» PROBLEM: Leaving out the pictures, transcribe all of the records faithfully.

################

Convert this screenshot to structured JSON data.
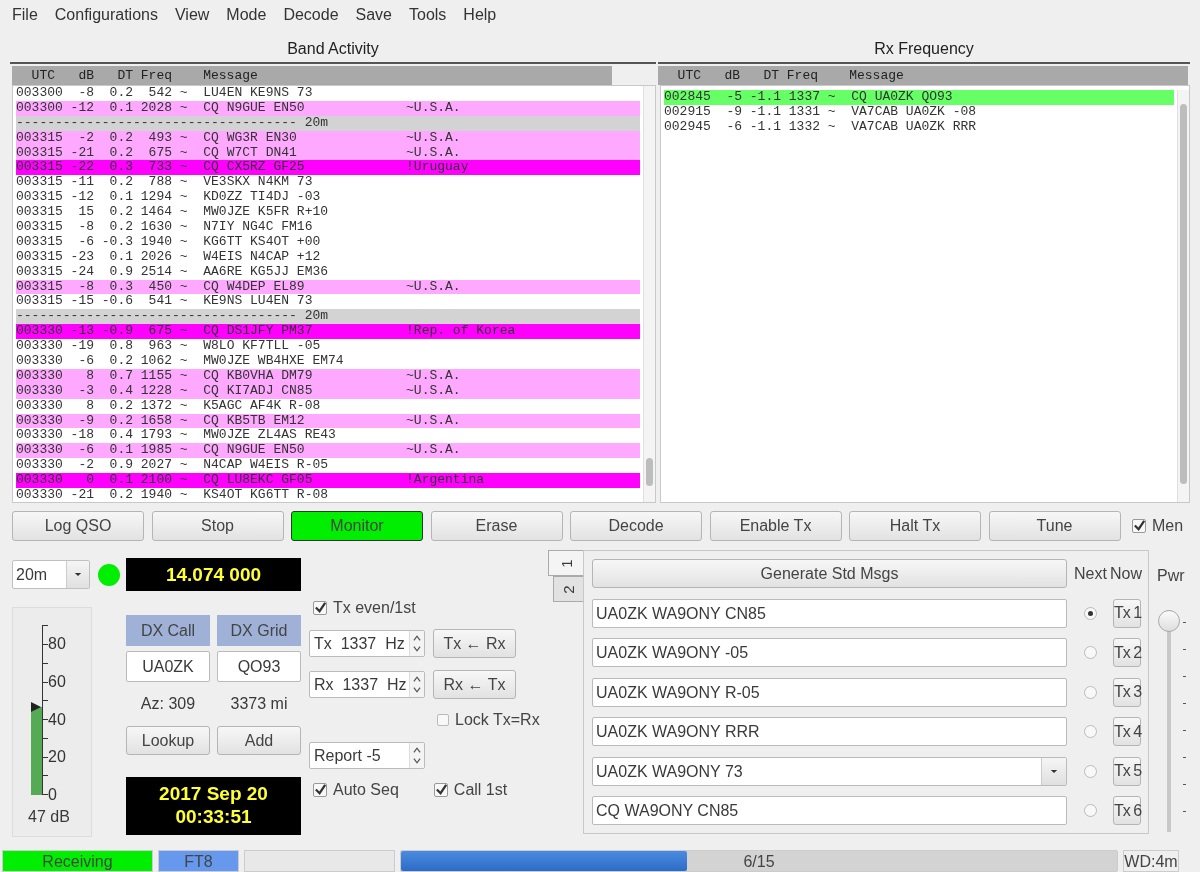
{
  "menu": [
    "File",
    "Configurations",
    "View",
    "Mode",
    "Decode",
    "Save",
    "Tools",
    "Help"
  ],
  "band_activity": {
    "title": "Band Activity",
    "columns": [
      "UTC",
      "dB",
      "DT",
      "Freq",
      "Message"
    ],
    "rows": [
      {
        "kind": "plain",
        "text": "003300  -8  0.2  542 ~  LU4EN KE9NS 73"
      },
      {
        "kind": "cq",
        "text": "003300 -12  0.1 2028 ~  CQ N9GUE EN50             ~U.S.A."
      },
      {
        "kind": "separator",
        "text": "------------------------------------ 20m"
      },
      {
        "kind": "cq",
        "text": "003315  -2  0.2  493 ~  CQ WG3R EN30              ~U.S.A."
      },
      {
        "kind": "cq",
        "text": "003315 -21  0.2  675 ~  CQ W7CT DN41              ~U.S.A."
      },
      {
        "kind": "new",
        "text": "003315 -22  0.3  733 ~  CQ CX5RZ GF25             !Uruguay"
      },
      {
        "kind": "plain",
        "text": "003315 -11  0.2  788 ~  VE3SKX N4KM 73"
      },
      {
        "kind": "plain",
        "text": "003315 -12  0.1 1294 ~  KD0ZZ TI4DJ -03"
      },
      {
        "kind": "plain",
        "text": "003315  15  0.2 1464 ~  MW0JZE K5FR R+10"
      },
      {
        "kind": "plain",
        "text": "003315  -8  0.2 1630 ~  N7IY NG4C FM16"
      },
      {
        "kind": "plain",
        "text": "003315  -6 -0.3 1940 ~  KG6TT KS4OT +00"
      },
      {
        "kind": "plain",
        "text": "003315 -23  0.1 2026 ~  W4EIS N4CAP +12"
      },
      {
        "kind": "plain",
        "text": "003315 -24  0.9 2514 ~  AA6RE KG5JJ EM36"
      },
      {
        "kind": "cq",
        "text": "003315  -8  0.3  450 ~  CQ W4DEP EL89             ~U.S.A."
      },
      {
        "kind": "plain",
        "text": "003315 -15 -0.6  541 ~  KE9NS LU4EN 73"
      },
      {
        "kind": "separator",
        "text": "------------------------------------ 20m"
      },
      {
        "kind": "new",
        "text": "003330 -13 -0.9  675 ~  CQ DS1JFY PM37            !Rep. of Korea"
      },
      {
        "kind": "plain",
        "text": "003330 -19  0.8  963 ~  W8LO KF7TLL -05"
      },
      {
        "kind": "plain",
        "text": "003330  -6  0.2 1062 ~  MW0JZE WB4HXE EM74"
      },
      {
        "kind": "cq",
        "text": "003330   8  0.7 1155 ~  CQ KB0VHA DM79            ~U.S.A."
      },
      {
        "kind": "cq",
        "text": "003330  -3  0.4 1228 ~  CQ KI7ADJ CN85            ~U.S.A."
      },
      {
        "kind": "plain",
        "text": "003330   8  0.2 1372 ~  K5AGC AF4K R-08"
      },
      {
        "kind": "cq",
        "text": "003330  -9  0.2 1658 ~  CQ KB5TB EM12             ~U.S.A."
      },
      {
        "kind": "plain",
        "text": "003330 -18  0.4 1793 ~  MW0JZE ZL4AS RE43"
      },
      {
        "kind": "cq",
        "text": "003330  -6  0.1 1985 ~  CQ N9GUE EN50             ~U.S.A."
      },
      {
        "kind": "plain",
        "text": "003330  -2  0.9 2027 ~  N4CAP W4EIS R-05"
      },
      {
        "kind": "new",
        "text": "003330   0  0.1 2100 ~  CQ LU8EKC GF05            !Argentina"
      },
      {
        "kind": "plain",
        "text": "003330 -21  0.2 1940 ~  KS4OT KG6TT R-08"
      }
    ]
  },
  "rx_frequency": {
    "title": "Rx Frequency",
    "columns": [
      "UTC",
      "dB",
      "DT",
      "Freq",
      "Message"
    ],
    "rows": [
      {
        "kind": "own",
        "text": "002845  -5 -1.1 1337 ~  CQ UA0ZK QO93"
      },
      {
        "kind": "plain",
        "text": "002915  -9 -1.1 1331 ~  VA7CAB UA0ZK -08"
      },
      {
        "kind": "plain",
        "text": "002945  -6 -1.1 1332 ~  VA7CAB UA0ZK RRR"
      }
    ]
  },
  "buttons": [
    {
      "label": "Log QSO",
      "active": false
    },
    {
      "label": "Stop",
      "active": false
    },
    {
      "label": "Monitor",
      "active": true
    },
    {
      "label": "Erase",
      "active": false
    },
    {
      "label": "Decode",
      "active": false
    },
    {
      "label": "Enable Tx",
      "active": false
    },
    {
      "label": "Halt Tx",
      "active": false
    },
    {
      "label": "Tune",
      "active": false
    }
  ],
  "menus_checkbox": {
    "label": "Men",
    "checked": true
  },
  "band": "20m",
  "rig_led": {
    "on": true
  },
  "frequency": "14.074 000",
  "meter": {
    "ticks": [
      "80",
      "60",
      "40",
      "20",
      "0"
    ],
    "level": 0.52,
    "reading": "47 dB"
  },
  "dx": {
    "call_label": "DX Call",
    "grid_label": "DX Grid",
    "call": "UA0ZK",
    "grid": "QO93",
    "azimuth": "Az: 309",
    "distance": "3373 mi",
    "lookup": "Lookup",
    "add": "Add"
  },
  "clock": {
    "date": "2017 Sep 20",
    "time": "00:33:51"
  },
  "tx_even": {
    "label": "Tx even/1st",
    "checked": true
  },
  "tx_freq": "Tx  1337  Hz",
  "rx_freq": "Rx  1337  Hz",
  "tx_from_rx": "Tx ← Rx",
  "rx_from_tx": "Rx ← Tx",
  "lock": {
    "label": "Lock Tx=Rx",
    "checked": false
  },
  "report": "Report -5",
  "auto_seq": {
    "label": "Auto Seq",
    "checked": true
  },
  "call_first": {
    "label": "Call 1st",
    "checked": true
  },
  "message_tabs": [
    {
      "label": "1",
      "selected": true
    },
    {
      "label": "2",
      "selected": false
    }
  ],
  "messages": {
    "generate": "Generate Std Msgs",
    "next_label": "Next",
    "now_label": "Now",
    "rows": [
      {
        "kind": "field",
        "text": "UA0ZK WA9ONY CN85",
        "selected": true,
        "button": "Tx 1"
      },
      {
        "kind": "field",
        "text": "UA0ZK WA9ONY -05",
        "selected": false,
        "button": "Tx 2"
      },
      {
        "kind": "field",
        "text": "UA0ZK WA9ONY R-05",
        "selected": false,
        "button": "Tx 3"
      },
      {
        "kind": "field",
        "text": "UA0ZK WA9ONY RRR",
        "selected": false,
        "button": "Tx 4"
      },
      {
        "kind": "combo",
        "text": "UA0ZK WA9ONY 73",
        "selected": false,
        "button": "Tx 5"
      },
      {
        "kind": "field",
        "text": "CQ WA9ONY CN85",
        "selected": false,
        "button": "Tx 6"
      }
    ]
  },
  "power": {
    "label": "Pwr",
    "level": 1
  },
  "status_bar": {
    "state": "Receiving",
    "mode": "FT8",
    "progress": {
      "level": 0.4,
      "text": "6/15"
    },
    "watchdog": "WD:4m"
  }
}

################

» SOLUTION BELOW:
Convert this screenshot to structured JSON data.
{
  "menu": [
    "File",
    "Configurations",
    "View",
    "Mode",
    "Decode",
    "Save",
    "Tools",
    "Help"
  ],
  "band_activity": {
    "title": "Band Activity",
    "columns": [
      "UTC",
      "dB",
      "DT",
      "Freq",
      "Message"
    ],
    "rows": [
      {
        "kind": "plain",
        "text": "003300  -8  0.2  542 ~  LU4EN KE9NS 73"
      },
      {
        "kind": "cq",
        "text": "003300 -12  0.1 2028 ~  CQ N9GUE EN50             ~U.S.A."
      },
      {
        "kind": "separator",
        "text": "------------------------------------ 20m"
      },
      {
        "kind": "cq",
        "text": "003315  -2  0.2  493 ~  CQ WG3R EN30              ~U.S.A."
      },
      {
        "kind": "cq",
        "text": "003315 -21  0.2  675 ~  CQ W7CT DN41              ~U.S.A."
      },
      {
        "kind": "new",
        "text": "003315 -22  0.3  733 ~  CQ CX5RZ GF25             !Uruguay"
      },
      {
        "kind": "plain",
        "text": "003315 -11  0.2  788 ~  VE3SKX N4KM 73"
      },
      {
        "kind": "plain",
        "text": "003315 -12  0.1 1294 ~  KD0ZZ TI4DJ -03"
      },
      {
        "kind": "plain",
        "text": "003315  15  0.2 1464 ~  MW0JZE K5FR R+10"
      },
      {
        "kind": "plain",
        "text": "003315  -8  0.2 1630 ~  N7IY NG4C FM16"
      },
      {
        "kind": "plain",
        "text": "003315  -6 -0.3 1940 ~  KG6TT KS4OT +00"
      },
      {
        "kind": "plain",
        "text": "003315 -23  0.1 2026 ~  W4EIS N4CAP +12"
      },
      {
        "kind": "plain",
        "text": "003315 -24  0.9 2514 ~  AA6RE KG5JJ EM36"
      },
      {
        "kind": "cq",
        "text": "003315  -8  0.3  450 ~  CQ W4DEP EL89             ~U.S.A."
      },
      {
        "kind": "plain",
        "text": "003315 -15 -0.6  541 ~  KE9NS LU4EN 73"
      },
      {
        "kind": "separator",
        "text": "------------------------------------ 20m"
      },
      {
        "kind": "new",
        "text": "003330 -13 -0.9  675 ~  CQ DS1JFY PM37            !Rep. of Korea"
      },
      {
        "kind": "plain",
        "text": "003330 -19  0.8  963 ~  W8LO KF7TLL -05"
      },
      {
        "kind": "plain",
        "text": "003330  -6  0.2 1062 ~  MW0JZE WB4HXE EM74"
      },
      {
        "kind": "cq",
        "text": "003330   8  0.7 1155 ~  CQ KB0VHA DM79            ~U.S.A."
      },
      {
        "kind": "cq",
        "text": "003330  -3  0.4 1228 ~  CQ KI7ADJ CN85            ~U.S.A."
      },
      {
        "kind": "plain",
        "text": "003330   8  0.2 1372 ~  K5AGC AF4K R-08"
      },
      {
        "kind": "cq",
        "text": "003330  -9  0.2 1658 ~  CQ KB5TB EM12             ~U.S.A."
      },
      {
        "kind": "plain",
        "text": "003330 -18  0.4 1793 ~  MW0JZE ZL4AS RE43"
      },
      {
        "kind": "cq",
        "text": "003330  -6  0.1 1985 ~  CQ N9GUE EN50             ~U.S.A."
      },
      {
        "kind": "plain",
        "text": "003330  -2  0.9 2027 ~  N4CAP W4EIS R-05"
      },
      {
        "kind": "new",
        "text": "003330   0  0.1 2100 ~  CQ LU8EKC GF05            !Argentina"
      },
      {
        "kind": "plain",
        "text": "003330 -21  0.2 1940 ~  KS4OT KG6TT R-08"
      }
    ]
  },
  "rx_frequency": {
    "title": "Rx Frequency",
    "columns": [
      "UTC",
      "dB",
      "DT",
      "Freq",
      "Message"
    ],
    "rows": [
      {
        "kind": "own",
        "text": "002845  -5 -1.1 1337 ~  CQ UA0ZK QO93"
      },
      {
        "kind": "plain",
        "text": "002915  -9 -1.1 1331 ~  VA7CAB UA0ZK -08"
      },
      {
        "kind": "plain",
        "text": "002945  -6 -1.1 1332 ~  VA7CAB UA0ZK RRR"
      }
    ]
  },
  "buttons": [
    {
      "label": "Log QSO",
      "active": false
    },
    {
      "label": "Stop",
      "active": false
    },
    {
      "label": "Monitor",
      "active": true
    },
    {
      "label": "Erase",
      "active": false
    },
    {
      "label": "Decode",
      "active": false
    },
    {
      "label": "Enable Tx",
      "active": false
    },
    {
      "label": "Halt Tx",
      "active": false
    },
    {
      "label": "Tune",
      "active": false
    }
  ],
  "menus_checkbox": {
    "label": "Men",
    "checked": true
  },
  "band": "20m",
  "rig_led": {
    "on": true
  },
  "frequency": "14.074 000",
  "meter": {
    "ticks": [
      "80",
      "60",
      "40",
      "20",
      "0"
    ],
    "level": 0.52,
    "reading": "47 dB"
  },
  "dx": {
    "call_label": "DX Call",
    "grid_label": "DX Grid",
    "call": "UA0ZK",
    "grid": "QO93",
    "azimuth": "Az: 309",
    "distance": "3373 mi",
    "lookup": "Lookup",
    "add": "Add"
  },
  "clock": {
    "date": "2017 Sep 20",
    "time": "00:33:51"
  },
  "tx_even": {
    "label": "Tx even/1st",
    "checked": true
  },
  "tx_freq": "Tx  1337  Hz",
  "rx_freq": "Rx  1337  Hz",
  "tx_from_rx": "Tx ← Rx",
  "rx_from_tx": "Rx ← Tx",
  "lock": {
    "label": "Lock Tx=Rx",
    "checked": false
  },
  "report": "Report -5",
  "auto_seq": {
    "label": "Auto Seq",
    "checked": true
  },
  "call_first": {
    "label": "Call 1st",
    "checked": true
  },
  "message_tabs": [
    {
      "label": "1",
      "selected": true
    },
    {
      "label": "2",
      "selected": false
    }
  ],
  "messages": {
    "generate": "Generate Std Msgs",
    "next_label": "Next",
    "now_label": "Now",
    "rows": [
      {
        "kind": "field",
        "text": "UA0ZK WA9ONY CN85",
        "selected": true,
        "button": "Tx 1"
      },
      {
        "kind": "field",
        "text": "UA0ZK WA9ONY -05",
        "selected": false,
        "button": "Tx 2"
      },
      {
        "kind": "field",
        "text": "UA0ZK WA9ONY R-05",
        "selected": false,
        "button": "Tx 3"
      },
      {
        "kind": "field",
        "text": "UA0ZK WA9ONY RRR",
        "selected": false,
        "button": "Tx 4"
      },
      {
        "kind": "combo",
        "text": "UA0ZK WA9ONY 73",
        "selected": false,
        "button": "Tx 5"
      },
      {
        "kind": "field",
        "text": "CQ WA9ONY CN85",
        "selected": false,
        "button": "Tx 6"
      }
    ]
  },
  "power": {
    "label": "Pwr",
    "level": 1
  },
  "status_bar": {
    "state": "Receiving",
    "mode": "FT8",
    "progress": {
      "level": 0.4,
      "text": "6/15"
    },
    "watchdog": "WD:4m"
  }
}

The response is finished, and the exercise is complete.